To do: Reproduce each line exactly. Skip none.

Saved entries:
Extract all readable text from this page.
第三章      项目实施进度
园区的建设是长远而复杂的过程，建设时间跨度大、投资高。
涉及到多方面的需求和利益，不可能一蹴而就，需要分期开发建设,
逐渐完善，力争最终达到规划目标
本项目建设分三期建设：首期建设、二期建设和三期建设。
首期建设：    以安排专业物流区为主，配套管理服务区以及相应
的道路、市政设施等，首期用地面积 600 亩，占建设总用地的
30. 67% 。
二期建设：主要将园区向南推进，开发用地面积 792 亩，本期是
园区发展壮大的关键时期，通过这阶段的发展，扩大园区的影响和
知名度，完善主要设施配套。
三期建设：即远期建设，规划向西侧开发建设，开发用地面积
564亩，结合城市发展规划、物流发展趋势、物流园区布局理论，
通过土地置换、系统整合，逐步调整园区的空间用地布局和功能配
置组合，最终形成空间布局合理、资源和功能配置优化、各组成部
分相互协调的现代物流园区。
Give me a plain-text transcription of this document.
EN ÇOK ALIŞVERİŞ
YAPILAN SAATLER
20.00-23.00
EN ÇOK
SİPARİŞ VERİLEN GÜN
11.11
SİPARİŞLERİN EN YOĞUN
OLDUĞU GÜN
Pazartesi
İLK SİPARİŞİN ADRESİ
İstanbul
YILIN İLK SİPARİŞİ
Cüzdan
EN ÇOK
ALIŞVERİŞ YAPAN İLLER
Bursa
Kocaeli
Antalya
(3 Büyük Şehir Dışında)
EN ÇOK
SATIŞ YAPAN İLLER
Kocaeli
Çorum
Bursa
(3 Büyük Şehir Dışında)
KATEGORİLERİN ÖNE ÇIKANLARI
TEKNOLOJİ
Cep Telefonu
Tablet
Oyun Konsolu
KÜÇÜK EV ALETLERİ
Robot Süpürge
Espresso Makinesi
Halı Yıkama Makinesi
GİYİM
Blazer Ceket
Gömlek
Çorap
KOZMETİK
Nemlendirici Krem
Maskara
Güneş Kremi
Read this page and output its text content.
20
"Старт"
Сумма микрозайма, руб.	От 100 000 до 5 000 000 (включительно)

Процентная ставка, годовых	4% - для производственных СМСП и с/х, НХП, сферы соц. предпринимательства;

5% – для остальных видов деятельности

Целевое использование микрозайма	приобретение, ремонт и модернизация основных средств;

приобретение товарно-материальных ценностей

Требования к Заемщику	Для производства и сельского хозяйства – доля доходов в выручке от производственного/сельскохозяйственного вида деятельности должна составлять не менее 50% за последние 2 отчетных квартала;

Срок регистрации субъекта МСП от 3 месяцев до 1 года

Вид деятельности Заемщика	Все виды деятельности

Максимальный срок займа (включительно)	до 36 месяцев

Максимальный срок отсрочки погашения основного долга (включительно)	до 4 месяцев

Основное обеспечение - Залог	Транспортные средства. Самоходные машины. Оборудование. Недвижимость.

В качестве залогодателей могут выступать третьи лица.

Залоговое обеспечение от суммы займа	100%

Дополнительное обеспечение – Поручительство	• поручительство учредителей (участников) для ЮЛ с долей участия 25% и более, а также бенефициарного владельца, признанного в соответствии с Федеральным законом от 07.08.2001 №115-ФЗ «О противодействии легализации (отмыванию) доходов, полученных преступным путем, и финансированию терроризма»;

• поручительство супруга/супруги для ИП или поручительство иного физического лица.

Final result:
Extract all readable text from this page.
第三章      项目实施进度
园区的建设是长远而复杂的过程，建设时间跨度大、投资高。
涉及到多方面的需求和利益，不可能一蹴而就，需要分期开发建设,
逐渐完善，力争最终达到规划目标
本项目建设分三期建设：首期建设、二期建设和三期建设。
首期建设：    以安排专业物流区为主，配套管理服务区以及相应
的道路、市政设施等，首期用地面积 600 亩，占建设总用地的
30. 67% 。
二期建设：主要将园区向南推进，开发用地面积 792 亩，本期是
园区发展壮大的关键时期，通过这阶段的发展，扩大园区的影响和
知名度，完善主要设施配套。
三期建设：即远期建设，规划向西侧开发建设，开发用地面积
564亩，结合城市发展规划、物流发展趋势、物流园区布局理论，
通过土地置换、系统整合，逐步调整园区的空间用地布局和功能配
置组合，最终形成空间布局合理、资源和功能配置优化、各组成部
分相互协调的现代物流园区。
Give me a plain-text transcription of this document.
EN ÇOK ALIŞVERİŞ
YAPILAN SAATLER
20.00-23.00
EN ÇOK
SİPARİŞ VERİLEN GÜN
11.11
SİPARİŞLERİN EN YOĞUN
OLDUĞU GÜN
Pazartesi
İLK SİPARİŞİN ADRESİ
İstanbul
YILIN İLK SİPARİŞİ
Cüzdan
EN ÇOK
ALIŞVERİŞ YAPAN İLLER
Bursa
Kocaeli
Antalya
(3 Büyük Şehir Dışında)
EN ÇOK
SATIŞ YAPAN İLLER
Kocaeli
Çorum
Bursa
(3 Büyük Şehir Dışında)
KATEGORİLERİN ÖNE ÇIKANLARI
TEKNOLOJİ
Cep Telefonu
Tablet
Oyun Konsolu
KÜÇÜK EV ALETLERİ
Robot Süpürge
Espresso Makinesi
Halı Yıkama Makinesi
GİYİM
Blazer Ceket
Gömlek
Çorap
KOZMETİK
Nemlendirici Krem
Maskara
Güneş Kremi
Read this page and output its text content.
20
"Старт"
Сумма микрозайма, руб.	От 100 000 до 5 000 000 (включительно)

Процентная ставка, годовых	4% - для производственных СМСП и с/х, НХП, сферы соц. предпринимательства;

5% – для остальных видов деятельности

Целевое использование микрозайма	приобретение, ремонт и модернизация основных средств;

приобретение товарно-материальных ценностей

Требования к Заемщику	Для производства и сельского хозяйства – доля доходов в выручке от производственного/сельскохозяйственного вида деятельности должна составлять не менее 50% за последние 2 отчетных квартала;

Срок регистрации субъекта МСП от 3 месяцев до 1 года

Вид деятельности Заемщика	Все виды деятельности

Максимальный срок займа (включительно)	до 36 месяцев

Максимальный срок отсрочки погашения основного долга (включительно)	до 4 месяцев

Основное обеспечение - Залог	Транспортные средства. Самоходные машины. Оборудование. Недвижимость.

В качестве залогодателей могут выступать третьи лица.

Залоговое обеспечение от суммы займа	100%

Дополнительное обеспечение – Поручительство	• поручительство учредителей (участников) для ЮЛ с долей участия 25% и более, а также бенефициарного владельца, признанного в соответствии с Федеральным законом от 07.08.2001 №115-ФЗ «О противодействии легализации (отмыванию) доходов, полученных преступным путем, и финансированию терроризма»;

• поручительство супруга/супруги для ИП или поручительство иного физического лица.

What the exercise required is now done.